**Exercise requirements:** Can you render all the rows below as a numbered list, skipping any blank lines and leaving the pictures out?

Listings of boxed layout items
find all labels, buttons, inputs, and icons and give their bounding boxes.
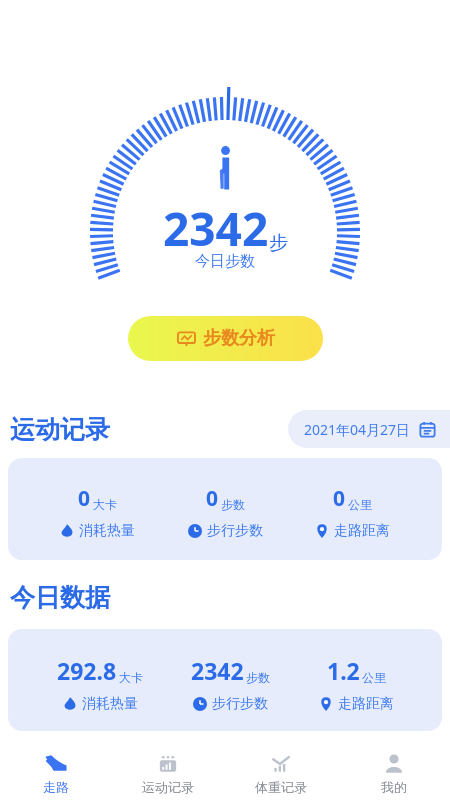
staticText: 大卡 — [119, 670, 143, 685]
staticText: 消耗热量 — [79, 522, 135, 540]
button[interactable]: 0 — [8, 458, 442, 560]
staticText: 今日步数 — [195, 252, 255, 271]
staticText: 今日数据 — [10, 582, 110, 613]
staticText: 0 — [206, 484, 219, 513]
button[interactable]: 2021年04月27日 — [288, 410, 450, 448]
staticText: 2342 — [191, 655, 244, 686]
staticText: 1.2 — [327, 655, 360, 686]
staticText: 2021年04月27日 — [304, 420, 411, 439]
staticText: 步数 — [246, 670, 270, 685]
button[interactable]: 走路 — [0, 746, 112, 800]
staticText: 体重记录 — [255, 779, 307, 795]
staticText: 消耗热量 — [82, 695, 138, 713]
button[interactable]: 体重记录 — [224, 746, 337, 800]
staticText: 292.8 — [57, 655, 117, 686]
button[interactable]: 我的 — [337, 746, 450, 800]
staticText: 大卡 — [93, 497, 117, 512]
staticText: 步行步数 — [212, 695, 268, 713]
staticText: 走路 — [43, 779, 69, 795]
staticText: 我的 — [381, 779, 407, 795]
staticText: 公里 — [362, 670, 386, 685]
staticText: 步行步数 — [207, 522, 263, 540]
staticText: 0 — [78, 484, 91, 513]
staticText: 运动记录 — [142, 779, 194, 795]
staticText: 走路距离 — [338, 695, 394, 713]
staticText: 步 — [269, 231, 288, 255]
staticText: 2342 — [163, 197, 269, 260]
button[interactable]: 步数分析 — [128, 316, 323, 361]
staticText: 运动记录 — [10, 414, 110, 445]
button[interactable]: 运动记录 — [112, 746, 224, 800]
button[interactable]: 292.8 — [8, 629, 442, 731]
staticText: 公里 — [348, 497, 372, 512]
staticText: 步数分析 — [203, 327, 275, 350]
staticText: 0 — [333, 484, 346, 513]
staticText: 步数 — [221, 497, 245, 512]
staticText: 走路距离 — [334, 522, 390, 540]
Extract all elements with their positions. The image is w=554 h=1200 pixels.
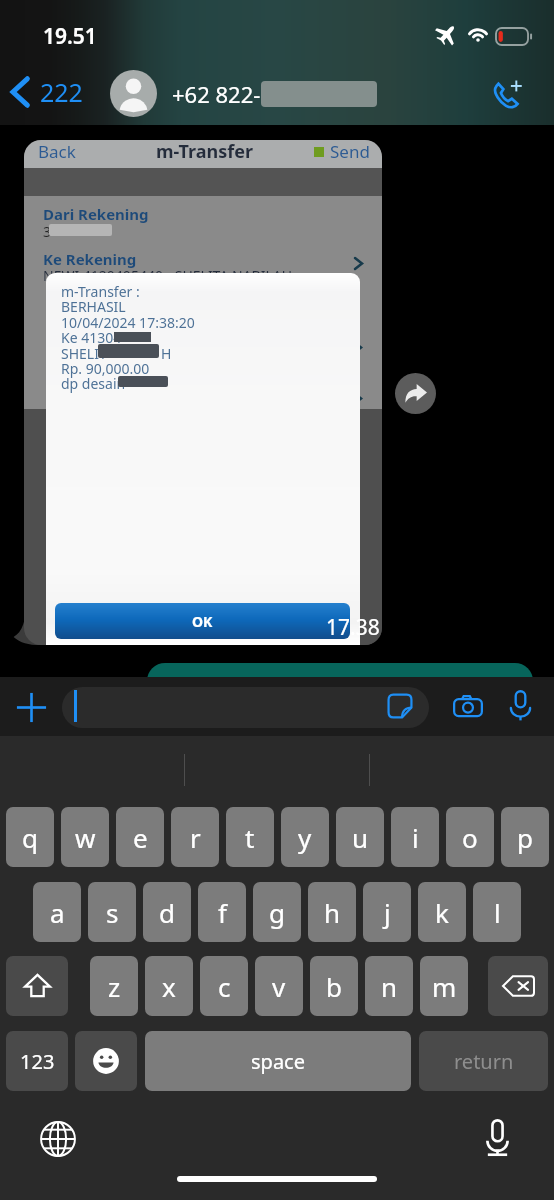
staticText: +62 822- [172,79,261,109]
staticText: 17.38 [326,613,380,642]
button[interactable]: Audio message [501,686,540,725]
staticText: p [517,820,533,855]
button[interactable]: w [61,807,109,867]
staticText: m-Transfer : [61,282,140,301]
button[interactable]: e [116,807,164,867]
button[interactable]: h [308,882,356,942]
staticText: Dari Rekening [43,204,149,224]
staticText: d [159,895,175,930]
staticText: 10/04/2024 17:38:20 [61,313,195,332]
button[interactable] [147,663,533,707]
button[interactable] [62,687,429,728]
button[interactable]: j [363,882,411,942]
button[interactable]: Shift [6,956,68,1016]
staticText: c [218,969,231,1004]
button[interactable]: g [253,882,301,942]
staticText: n [381,969,398,1004]
staticText: SHELIT [61,344,107,363]
button[interactable]: l [473,882,521,942]
button[interactable]: s [88,882,136,942]
staticText: k [435,895,449,930]
button[interactable]: c [200,956,248,1016]
staticText: r [190,820,201,855]
staticText: NEWI 4120405440 - SHELITA NABILAU [43,266,292,285]
button[interactable]: +62 822- [110,70,377,117]
button[interactable]: n [365,956,413,1016]
staticText: o [462,820,478,855]
button[interactable]: y [281,807,329,867]
button[interactable]: 222 [4,70,89,114]
staticText: b [326,969,342,1004]
staticText: x [162,969,176,1004]
staticText: v [272,969,286,1004]
staticText: l [494,895,501,930]
button[interactable]: return [419,1031,548,1091]
button[interactable]: 123 [6,1031,68,1091]
button[interactable]: r [171,807,219,867]
button[interactable]: m [420,956,468,1016]
staticText: h [324,895,341,930]
staticText: 19.51 [43,22,97,51]
staticText: Ke Rekening [43,249,137,269]
staticText: t [245,820,255,855]
staticText: 3 [43,222,52,241]
staticText: m-Transfer [156,140,254,164]
button[interactable]: Camera [449,688,487,726]
staticText: Rp. 90,000.00 [61,359,150,378]
staticText: Back [38,140,76,163]
button[interactable]: z [90,956,138,1016]
button[interactable]: a [33,882,81,942]
button[interactable]: v [255,956,303,1016]
staticText: e [133,820,148,855]
staticText: z [108,969,121,1004]
staticText: y [298,820,312,855]
staticText: a [50,895,65,930]
button[interactable]: Change keyboard [38,1119,78,1159]
button[interactable]: q [6,807,54,867]
button[interactable]: space [145,1031,411,1091]
staticText: j [384,895,391,930]
button[interactable]: f [198,882,246,942]
staticText: OK [192,612,213,631]
staticText: 123 [20,1048,55,1075]
button[interactable]: i [391,807,439,867]
button[interactable]: Stickers [384,690,415,721]
button[interactable]: Emoji [75,1031,137,1091]
staticText: dp desain [61,374,126,393]
staticText: f [218,895,227,930]
staticText: g [269,895,285,930]
staticText: i [412,820,419,855]
button[interactable]: Backspace [488,956,548,1016]
staticText: space [251,1048,305,1075]
button[interactable]: d [143,882,191,942]
button[interactable]: Add attachment [8,684,54,730]
button[interactable]: t [226,807,274,867]
staticText: Send [330,140,370,163]
staticText: return [454,1048,514,1075]
button[interactable]: x [145,956,193,1016]
staticText: w [75,820,96,855]
button[interactable]: Dictation [477,1118,517,1158]
staticText: u [352,820,369,855]
staticText: q [22,820,38,855]
button[interactable]: u [336,807,384,867]
button[interactable]: k [418,882,466,942]
button[interactable]: b [310,956,358,1016]
button[interactable]: Back [24,140,382,645]
button[interactable]: Add call [483,68,533,118]
staticText: Ke 41304 [61,328,122,347]
button[interactable]: p [501,807,549,867]
staticText: s [106,895,119,930]
staticText: BERHASIL [61,297,126,316]
button[interactable]: Forward [395,373,436,414]
staticText: H [161,344,172,363]
button[interactable]: o [446,807,494,867]
staticText: m [432,969,457,1004]
button[interactable]: OK [55,603,350,639]
staticText: 222 [40,75,83,109]
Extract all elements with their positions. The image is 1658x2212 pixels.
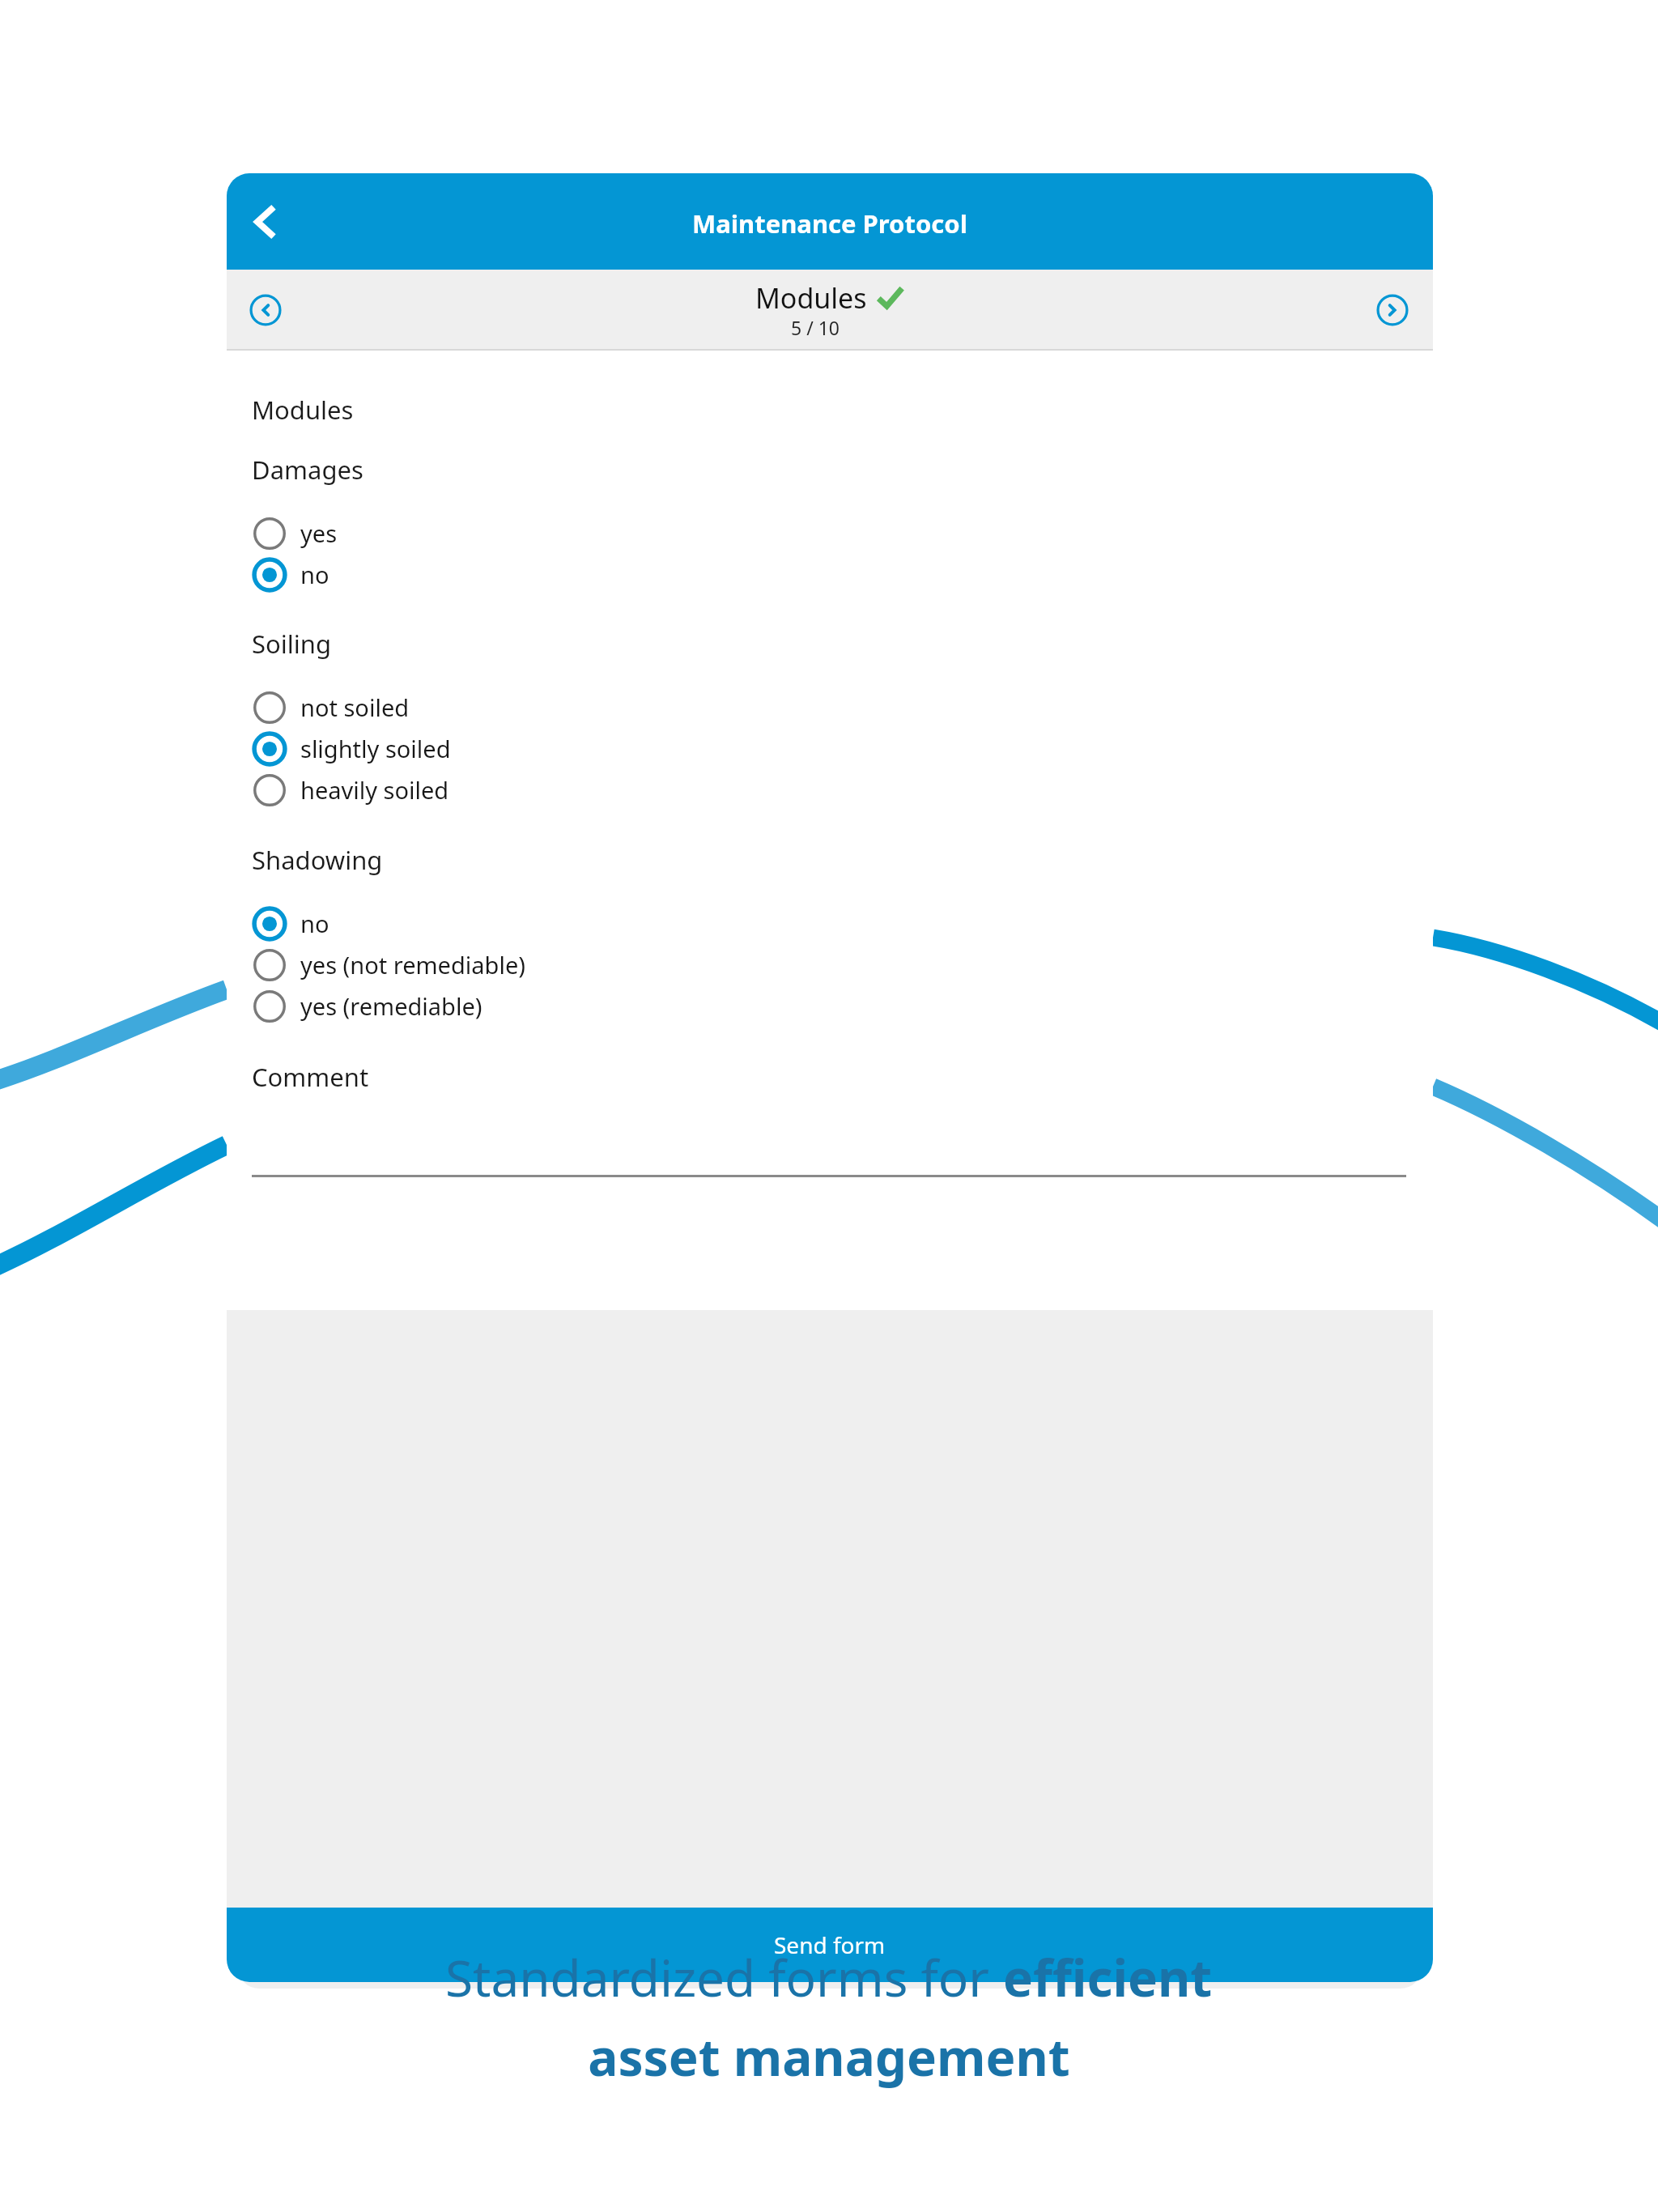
staticText: 5 / 10: [791, 315, 840, 340]
button[interactable]: yes: [252, 513, 1408, 554]
button[interactable]: Back: [235, 194, 291, 250]
button[interactable]: yes (remediable): [252, 985, 1408, 1027]
staticText: no: [300, 559, 329, 590]
staticText: yes: [300, 517, 338, 549]
button[interactable]: not soiled: [252, 687, 1408, 728]
staticText: no: [300, 908, 329, 939]
button[interactable]: Next section: [1371, 289, 1414, 331]
staticText: efficient: [1003, 1943, 1213, 2011]
button[interactable]: Previous section: [244, 289, 287, 331]
staticText: Shadowing: [252, 843, 383, 877]
button[interactable]: no: [252, 554, 1408, 595]
button[interactable]: no: [252, 903, 1408, 944]
staticText: Send form: [774, 1929, 886, 1960]
staticText: Modules: [252, 393, 354, 427]
staticText: Standardized forms for: [445, 1943, 1003, 2011]
staticText: Modules: [755, 279, 867, 317]
staticText: slightly soiled: [300, 733, 451, 764]
button[interactable]: slightly soiled: [252, 728, 1408, 769]
button[interactable]: heavily soiled: [252, 769, 1408, 810]
staticText: heavily soiled: [300, 774, 449, 806]
staticText: Damages: [252, 453, 363, 487]
staticText: yes (remediable): [300, 990, 483, 1022]
staticText: asset management: [588, 2023, 1070, 2091]
staticText: Maintenance Protocol: [692, 206, 967, 240]
staticText: Soiling: [252, 627, 331, 661]
staticText: not soiled: [300, 691, 410, 723]
staticText: yes (not remediable): [300, 949, 525, 981]
button[interactable]: Send form: [227, 1908, 1433, 1982]
button[interactable]: yes (not remediable): [252, 944, 1408, 985]
staticText: Comment: [252, 1060, 369, 1094]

**Solution to the exercise:**
1. find all labels, buttons, inputs, and icons and give their bounding boxes.
2. staticText: 大卡 — [119, 670, 143, 685]
3. staticText: 消耗热量 — [79, 522, 135, 540]
4. button[interactable]: 0 — [8, 458, 442, 560]
5. staticText: 今日步数 — [195, 252, 255, 271]
6. staticText: 今日数据 — [10, 582, 110, 613]
7. staticText: 0 — [206, 484, 219, 513]
8. button[interactable]: 2021年04月27日 — [288, 410, 450, 448]
9. staticText: 2342 — [191, 655, 244, 686]
10. staticText: 1.2 — [327, 655, 360, 686]
11. staticText: 2021年04月27日 — [304, 420, 411, 439]
12. staticText: 步数 — [246, 670, 270, 685]
13. button[interactable]: 走路 — [0, 746, 112, 800]
14. staticText: 体重记录 — [255, 779, 307, 795]
15. staticText: 消耗热量 — [82, 695, 138, 713]
16. button[interactable]: 体重记录 — [224, 746, 337, 800]
17. staticText: 292.8 — [57, 655, 117, 686]
18. button[interactable]: 我的 — [337, 746, 450, 800]
19. staticText: 大卡 — [93, 497, 117, 512]
20. staticText: 步行步数 — [212, 695, 268, 713]
21. staticText: 走路 — [43, 779, 69, 795]
22. staticText: 我的 — [381, 779, 407, 795]
23. staticText: 公里 — [362, 670, 386, 685]
24. staticText: 步行步数 — [207, 522, 263, 540]
25. staticText: 0 — [78, 484, 91, 513]
26. staticText: 运动记录 — [142, 779, 194, 795]
27. staticText: 走路距离 — [338, 695, 394, 713]
28. staticText: 步 — [269, 231, 288, 255]
29. staticText: 2342 — [163, 197, 269, 260]
30. button[interactable]: 步数分析 — [128, 316, 323, 361]
31. staticText: 运动记录 — [10, 414, 110, 445]
32. button[interactable]: 运动记录 — [112, 746, 224, 800]
33. button[interactable]: 292.8 — [8, 629, 442, 731]
34. staticText: 公里 — [348, 497, 372, 512]
35. staticText: 步数分析 — [203, 327, 275, 350]
36. staticText: 0 — [333, 484, 346, 513]
37. staticText: 步数 — [221, 497, 245, 512]
38. staticText: 走路距离 — [334, 522, 390, 540]
39. Extract all elements with their positions. The image is w=554 h=1200 pixels.
40. staticText: +62 822- [172,79,261,109]
41. staticText: 17.38 [326,613,380,642]
42. button[interactable]: Audio message [501,686,540,725]
43. staticText: p [517,820,533,855]
44. button[interactable]: w [61,807,109,867]
45. staticText: m-Transfer : [61,282,140,301]
46. button[interactable]: e [116,807,164,867]
47. button[interactable]: h [308,882,356,942]
48. staticText: Dari Rekening [43,204,149,224]
49. staticText: d [159,895,175,930]
50. staticText: 10/04/2024 17:38:20 [61,313,195,332]
51. button[interactable] [147,663,533,707]
52. button[interactable] [62,687,429,728]
53. button[interactable]: j [363,882,411,942]
54. button[interactable]: Shift [6,956,68,1016]
55. staticText: c [218,969,231,1004]
56. button[interactable]: g [253,882,301,942]
57. staticText: n [381,969,398,1004]
58. staticText: SHELIT [61,344,107,363]
59. button[interactable]: l [473,882,521,942]
60. button[interactable]: s [88,882,136,942]
61. staticText: k [435,895,449,930]
62. button[interactable]: c [200,956,248,1016]
63. staticText: r [190,820,201,855]
64. staticText: NEWI 4120405440 - SHELITA NABILAU [43,266,292,285]
65. button[interactable]: +62 822- [110,70,377,117]
66. button[interactable]: n [365,956,413,1016]
67. staticText: o [462,820,478,855]
68. button[interactable]: y [281,807,329,867]
69. button[interactable]: 222 [4,70,89,114]
70. staticText: b [326,969,342,1004]
71. staticText: x [162,969,176,1004]
72. staticText: v [272,969,286,1004]
73. staticText: l [494,895,501,930]
74. button[interactable]: return [419,1031,548,1091]
75. button[interactable]: 123 [6,1031,68,1091]
76. button[interactable]: r [171,807,219,867]
77. button[interactable]: m [420,956,468,1016]
78. staticText: h [324,895,341,930]
79. staticText: 19.51 [43,22,97,51]
80. staticText: Ke Rekening [43,249,137,269]
81. staticText: t [245,820,255,855]
82. staticText: 3 [43,222,52,241]
83. staticText: m-Transfer [156,140,254,164]
84. button[interactable]: Camera [449,688,487,726]
85. staticText: Rp. 90,000.00 [61,359,150,378]
86. staticText: Back [38,140,76,163]
87. button[interactable]: z [90,956,138,1016]
88. button[interactable]: a [33,882,81,942]
89. button[interactable]: v [255,956,303,1016]
90. staticText: e [133,820,148,855]
91. staticText: z [108,969,121,1004]
92. staticText: y [298,820,312,855]
93. staticText: a [50,895,65,930]
94. button[interactable]: Change keyboard [38,1119,78,1159]
95. button[interactable]: q [6,807,54,867]
96. button[interactable]: space [145,1031,411,1091]
97. staticText: j [384,895,391,930]
98. button[interactable]: f [198,882,246,942]
99. staticText: OK [192,612,213,631]
100. staticText: 123 [20,1048,55,1075]
101. button[interactable]: i [391,807,439,867]
102. button[interactable]: Stickers [384,690,415,721]
103. button[interactable]: Emoji [75,1031,137,1091]
104. staticText: dp desain [61,374,126,393]
105. staticText: f [218,895,227,930]
106. staticText: g [269,895,285,930]
107. staticText: i [412,820,419,855]
108. button[interactable]: Backspace [488,956,548,1016]
109. staticText: space [251,1048,305,1075]
110. button[interactable]: d [143,882,191,942]
111. button[interactable]: Add attachment [8,684,54,730]
112. button[interactable]: t [226,807,274,867]
113. staticText: Send [330,140,370,163]
114. staticText: return [454,1048,514,1075]
115. button[interactable]: x [145,956,193,1016]
116. staticText: w [75,820,96,855]
117. button[interactable]: Dictation [477,1118,517,1158]
118. staticText: u [352,820,369,855]
119. staticText: q [22,820,38,855]
120. button[interactable]: u [336,807,384,867]
121. button[interactable]: k [418,882,466,942]
122. button[interactable]: b [310,956,358,1016]
123. button[interactable]: Back [24,140,382,645]
124. button[interactable]: Add call [483,68,533,118]
125. staticText: Ke 41304 [61,328,122,347]
126. button[interactable]: p [501,807,549,867]
127. staticText: s [106,895,119,930]
128. staticText: BERHASIL [61,297,126,316]
129. button[interactable]: Forward [395,373,436,414]
130. staticText: H [161,344,172,363]
131. button[interactable]: o [446,807,494,867]
132. staticText: m [432,969,457,1004]
133. button[interactable]: OK [55,603,350,639]
134. staticText: 222 [40,75,83,109]
135. Extract all elements with their positions. The image is 1658x2212 pixels.
136. staticText: 5 / 10: [791, 315, 840, 340]
137. button[interactable]: yes: [252, 513, 1408, 554]
138. button[interactable]: Back: [235, 194, 291, 250]
139. button[interactable]: yes (remediable): [252, 985, 1408, 1027]
140. staticText: no: [300, 559, 329, 590]
141. staticText: yes: [300, 517, 338, 549]
142. button[interactable]: not soiled: [252, 687, 1408, 728]
143. staticText: no: [300, 908, 329, 939]
144. button[interactable]: Next section: [1371, 289, 1414, 331]
145. staticText: efficient: [1003, 1943, 1213, 2011]
146. button[interactable]: Previous section: [244, 289, 287, 331]
147. staticText: Shadowing: [252, 843, 383, 877]
148. button[interactable]: no: [252, 554, 1408, 595]
149. button[interactable]: no: [252, 903, 1408, 944]
150. staticText: Send form: [774, 1929, 886, 1960]
151. staticText: Modules: [252, 393, 354, 427]
152. staticText: Standardized forms for: [445, 1943, 1003, 2011]
153. staticText: Modules: [755, 279, 867, 317]
154. staticText: slightly soiled: [300, 733, 451, 764]
155. button[interactable]: slightly soiled: [252, 728, 1408, 769]
156. button[interactable]: heavily soiled: [252, 769, 1408, 810]
157. staticText: heavily soiled: [300, 774, 449, 806]
158. staticText: Damages: [252, 453, 363, 487]
159. staticText: yes (remediable): [300, 990, 483, 1022]
160. staticText: asset management: [588, 2023, 1070, 2091]
161. staticText: Maintenance Protocol: [692, 206, 967, 240]
162. staticText: Soiling: [252, 627, 331, 661]
163. staticText: not soiled: [300, 691, 410, 723]
164. staticText: yes (not remediable): [300, 949, 525, 981]
165. button[interactable]: Send form: [227, 1908, 1433, 1982]
166. button[interactable]: yes (not remediable): [252, 944, 1408, 985]
167. staticText: Comment: [252, 1060, 369, 1094]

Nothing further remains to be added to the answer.